= Your task =
Count each line below that has "percurso" anywhere in it. Answer with the total alone.

= Given records =
***
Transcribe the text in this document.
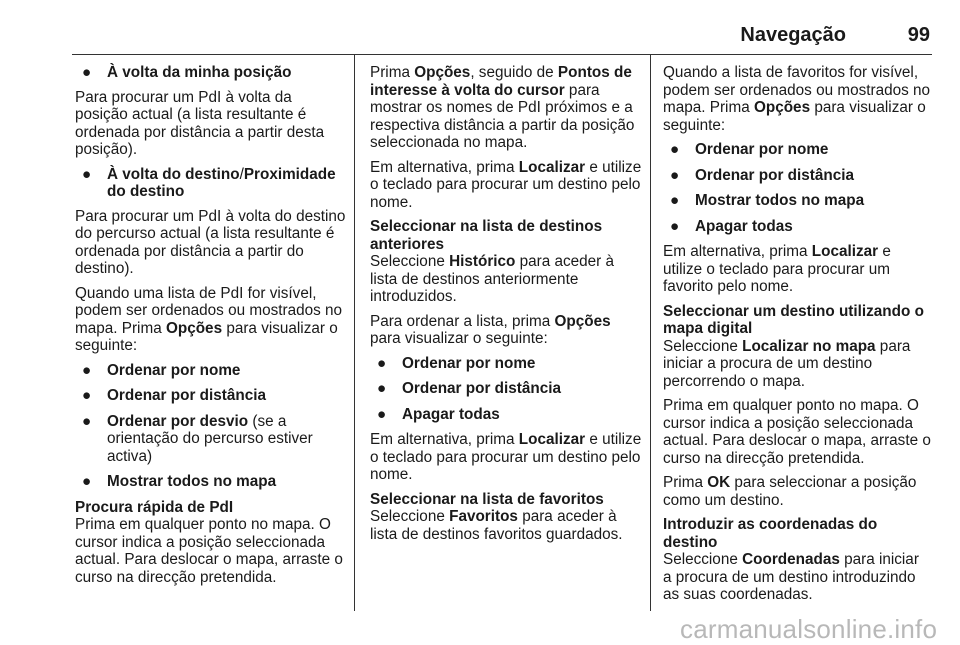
Navegação	99
● À volta da minha posição

Para procurar um PdI à volta da posição actual (a lista resultante é ordenada por distância a partir desta posição).

● À volta do destino/Proximidade do destino

Para procurar um PdI à volta do destino do percurso actual (a lista resultante é ordenada por distância a partir do destino).

Quando uma lista de PdI for visível, podem ser ordenados ou mostrados no mapa. Prima Opções para visualizar o seguinte:

● Ordenar por nome
● Ordenar por distância
● Ordenar por desvio (se a orientação do percurso estiver activa)
● Mostrar todos no mapa
Procura rápida de PdI

Prima em qualquer ponto no mapa. O cursor indica a posição seleccionada actual. Para deslocar o mapa, arraste o curso na direcção pretendida.

Prima Opções, seguido de Pontos de interesse à volta do cursor para mostrar os nomes de PdI próximos e a respectiva distância a partir da posição seleccionada no mapa.

Em alternativa, prima Localizar e utilize o teclado para procurar um destino pelo nome.

Seleccionar na lista de destinos anteriores

Seleccione Histórico para aceder à lista de destinos anteriormente introduzidos.

Para ordenar a lista, prima Opções para visualizar o seguinte:

● Ordenar por nome
● Ordenar por distância
● Apagar todas

Em alternativa, prima Localizar e utilize o teclado para procurar um destino pelo nome.

Seleccionar na lista de favoritos

Seleccione Favoritos para aceder à lista de destinos favoritos guardados.

Quando a lista de favoritos for visível, podem ser ordenados ou mostrados no mapa. Prima Opções para visualizar o seguinte:

● Ordenar por nome
● Ordenar por distância
● Mostrar todos no mapa
● Apagar todas

Em alternativa, prima Localizar e utilize o teclado para procurar um favorito pelo nome.

Seleccionar um destino utilizando o mapa digital

Seleccione Localizar no mapa para iniciar a procura de um destino percorrendo o mapa.

Prima em qualquer ponto no mapa. O cursor indica a posição seleccionada actual. Para deslocar o mapa, arraste o curso na direcção pretendida.

Prima OK para seleccionar a posição como um destino.

Introduzir as coordenadas do destino

Seleccione Coordenadas para iniciar a procura de um destino introduzindo as suas coordenadas.

carmanualsonline.info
***
= Written solution =
2